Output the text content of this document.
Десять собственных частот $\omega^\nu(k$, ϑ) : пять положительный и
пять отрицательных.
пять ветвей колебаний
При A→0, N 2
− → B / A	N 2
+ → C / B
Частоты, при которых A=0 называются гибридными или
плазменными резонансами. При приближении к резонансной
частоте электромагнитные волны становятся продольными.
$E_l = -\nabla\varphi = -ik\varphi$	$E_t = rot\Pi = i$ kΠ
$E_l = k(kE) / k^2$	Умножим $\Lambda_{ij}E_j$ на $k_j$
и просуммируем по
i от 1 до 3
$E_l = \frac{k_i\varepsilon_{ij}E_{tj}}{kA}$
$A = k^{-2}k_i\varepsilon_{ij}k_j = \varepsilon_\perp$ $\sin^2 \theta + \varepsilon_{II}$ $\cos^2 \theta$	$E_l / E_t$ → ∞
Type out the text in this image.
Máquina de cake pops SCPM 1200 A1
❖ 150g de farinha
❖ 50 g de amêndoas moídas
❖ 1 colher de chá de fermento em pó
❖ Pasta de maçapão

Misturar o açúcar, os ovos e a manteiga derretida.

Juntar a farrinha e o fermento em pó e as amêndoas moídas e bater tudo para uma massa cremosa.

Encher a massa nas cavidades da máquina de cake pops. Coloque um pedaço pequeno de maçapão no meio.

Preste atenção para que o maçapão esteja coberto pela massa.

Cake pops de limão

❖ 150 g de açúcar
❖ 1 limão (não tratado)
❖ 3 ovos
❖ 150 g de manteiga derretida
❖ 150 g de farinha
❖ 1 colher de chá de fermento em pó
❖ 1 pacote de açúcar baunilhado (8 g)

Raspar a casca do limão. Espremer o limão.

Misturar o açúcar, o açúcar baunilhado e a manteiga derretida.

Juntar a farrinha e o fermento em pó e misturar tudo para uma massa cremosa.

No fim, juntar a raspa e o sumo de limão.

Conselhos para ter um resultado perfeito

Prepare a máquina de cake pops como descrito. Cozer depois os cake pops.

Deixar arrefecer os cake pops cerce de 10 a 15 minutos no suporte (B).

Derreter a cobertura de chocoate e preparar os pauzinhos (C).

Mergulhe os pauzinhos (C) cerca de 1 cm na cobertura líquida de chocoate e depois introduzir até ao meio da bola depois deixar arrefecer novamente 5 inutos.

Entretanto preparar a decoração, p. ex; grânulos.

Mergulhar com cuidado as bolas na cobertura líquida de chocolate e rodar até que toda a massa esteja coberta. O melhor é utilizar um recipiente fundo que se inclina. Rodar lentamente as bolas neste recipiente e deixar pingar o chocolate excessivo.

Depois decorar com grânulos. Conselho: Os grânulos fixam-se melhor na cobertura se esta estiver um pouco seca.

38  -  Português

> Written task: Produce an exact copy of the whole listing.

> Expected answer:
Output the text content of this document.
Десять собственных частот $\omega^\nu(k$, ϑ) : пять положительный и
пять отрицательных.
пять ветвей колебаний
При A→0, N 2
− → B / A	N 2
+ → C / B
Частоты, при которых A=0 называются гибридными или
плазменными резонансами. При приближении к резонансной
частоте электромагнитные волны становятся продольными.
$E_l = -\nabla\varphi = -ik\varphi$	$E_t = rot\Pi = i$ kΠ
$E_l = k(kE) / k^2$	Умножим $\Lambda_{ij}E_j$ на $k_j$
и просуммируем по
i от 1 до 3
$E_l = \frac{k_i\varepsilon_{ij}E_{tj}}{kA}$
$A = k^{-2}k_i\varepsilon_{ij}k_j = \varepsilon_\perp$ $\sin^2 \theta + \varepsilon_{II}$ $\cos^2 \theta$	$E_l / E_t$ → ∞
Type out the text in this image.
Máquina de cake pops SCPM 1200 A1
❖ 150g de farinha
❖ 50 g de amêndoas moídas
❖ 1 colher de chá de fermento em pó
❖ Pasta de maçapão

Misturar o açúcar, os ovos e a manteiga derretida.

Juntar a farrinha e o fermento em pó e as amêndoas moídas e bater tudo para uma massa cremosa.

Encher a massa nas cavidades da máquina de cake pops. Coloque um pedaço pequeno de maçapão no meio.

Preste atenção para que o maçapão esteja coberto pela massa.

Cake pops de limão

❖ 150 g de açúcar
❖ 1 limão (não tratado)
❖ 3 ovos
❖ 150 g de manteiga derretida
❖ 150 g de farinha
❖ 1 colher de chá de fermento em pó
❖ 1 pacote de açúcar baunilhado (8 g)

Raspar a casca do limão. Espremer o limão.

Misturar o açúcar, o açúcar baunilhado e a manteiga derretida.

Juntar a farrinha e o fermento em pó e misturar tudo para uma massa cremosa.

No fim, juntar a raspa e o sumo de limão.

Conselhos para ter um resultado perfeito

Prepare a máquina de cake pops como descrito. Cozer depois os cake pops.

Deixar arrefecer os cake pops cerce de 10 a 15 minutos no suporte (B).

Derreter a cobertura de chocoate e preparar os pauzinhos (C).

Mergulhe os pauzinhos (C) cerca de 1 cm na cobertura líquida de chocoate e depois introduzir até ao meio da bola depois deixar arrefecer novamente 5 inutos.

Entretanto preparar a decoração, p. ex; grânulos.

Mergulhar com cuidado as bolas na cobertura líquida de chocolate e rodar até que toda a massa esteja coberta. O melhor é utilizar um recipiente fundo que se inclina. Rodar lentamente as bolas neste recipiente e deixar pingar o chocolate excessivo.

Depois decorar com grânulos. Conselho: Os grânulos fixam-se melhor na cobertura se esta estiver um pouco seca.

38  -  Português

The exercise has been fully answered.